SET TASK: Each record needs to be echoed exactly; can you do that?

Saved entries:
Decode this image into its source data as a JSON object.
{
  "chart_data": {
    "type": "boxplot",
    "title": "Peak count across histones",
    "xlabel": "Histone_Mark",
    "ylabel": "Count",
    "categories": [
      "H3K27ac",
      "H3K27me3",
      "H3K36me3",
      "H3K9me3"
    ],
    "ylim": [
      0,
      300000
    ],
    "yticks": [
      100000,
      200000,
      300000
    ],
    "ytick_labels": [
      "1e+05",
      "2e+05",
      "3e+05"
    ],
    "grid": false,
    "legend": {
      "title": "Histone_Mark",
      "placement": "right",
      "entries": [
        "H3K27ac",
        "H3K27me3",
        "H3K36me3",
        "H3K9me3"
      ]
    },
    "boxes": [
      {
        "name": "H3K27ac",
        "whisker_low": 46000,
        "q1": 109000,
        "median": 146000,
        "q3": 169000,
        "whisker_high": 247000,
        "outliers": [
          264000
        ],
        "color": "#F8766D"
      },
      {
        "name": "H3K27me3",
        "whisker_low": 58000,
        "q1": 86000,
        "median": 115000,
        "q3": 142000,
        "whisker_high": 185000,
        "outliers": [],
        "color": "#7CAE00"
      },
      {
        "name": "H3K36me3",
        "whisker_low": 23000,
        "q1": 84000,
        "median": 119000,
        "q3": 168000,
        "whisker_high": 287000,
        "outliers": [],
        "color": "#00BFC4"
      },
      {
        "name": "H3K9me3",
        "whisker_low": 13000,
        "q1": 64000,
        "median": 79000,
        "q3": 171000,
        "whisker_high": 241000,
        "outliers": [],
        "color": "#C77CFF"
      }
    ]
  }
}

TASK RESPONSE:
Decode this image into its source data as a JSON object.
{
  "chart_data": {
    "type": "boxplot",
    "title": "Peak count across histones",
    "xlabel": "Histone_Mark",
    "ylabel": "Count",
    "categories": [
      "H3K27ac",
      "H3K27me3",
      "H3K36me3",
      "H3K9me3"
    ],
    "ylim": [
      0,
      300000
    ],
    "yticks": [
      100000,
      200000,
      300000
    ],
    "ytick_labels": [
      "1e+05",
      "2e+05",
      "3e+05"
    ],
    "grid": false,
    "legend": {
      "title": "Histone_Mark",
      "placement": "right",
      "entries": [
        "H3K27ac",
        "H3K27me3",
        "H3K36me3",
        "H3K9me3"
      ]
    },
    "boxes": [
      {
        "name": "H3K27ac",
        "whisker_low": 46000,
        "q1": 109000,
        "median": 146000,
        "q3": 169000,
        "whisker_high": 247000,
        "outliers": [
          264000
        ],
        "color": "#F8766D"
      },
      {
        "name": "H3K27me3",
        "whisker_low": 58000,
        "q1": 86000,
        "median": 115000,
        "q3": 142000,
        "whisker_high": 185000,
        "outliers": [],
        "color": "#7CAE00"
      },
      {
        "name": "H3K36me3",
        "whisker_low": 23000,
        "q1": 84000,
        "median": 119000,
        "q3": 168000,
        "whisker_high": 287000,
        "outliers": [],
        "color": "#00BFC4"
      },
      {
        "name": "H3K9me3",
        "whisker_low": 13000,
        "q1": 64000,
        "median": 79000,
        "q3": 171000,
        "whisker_high": 241000,
        "outliers": [],
        "color": "#C77CFF"
      }
    ]
  }
}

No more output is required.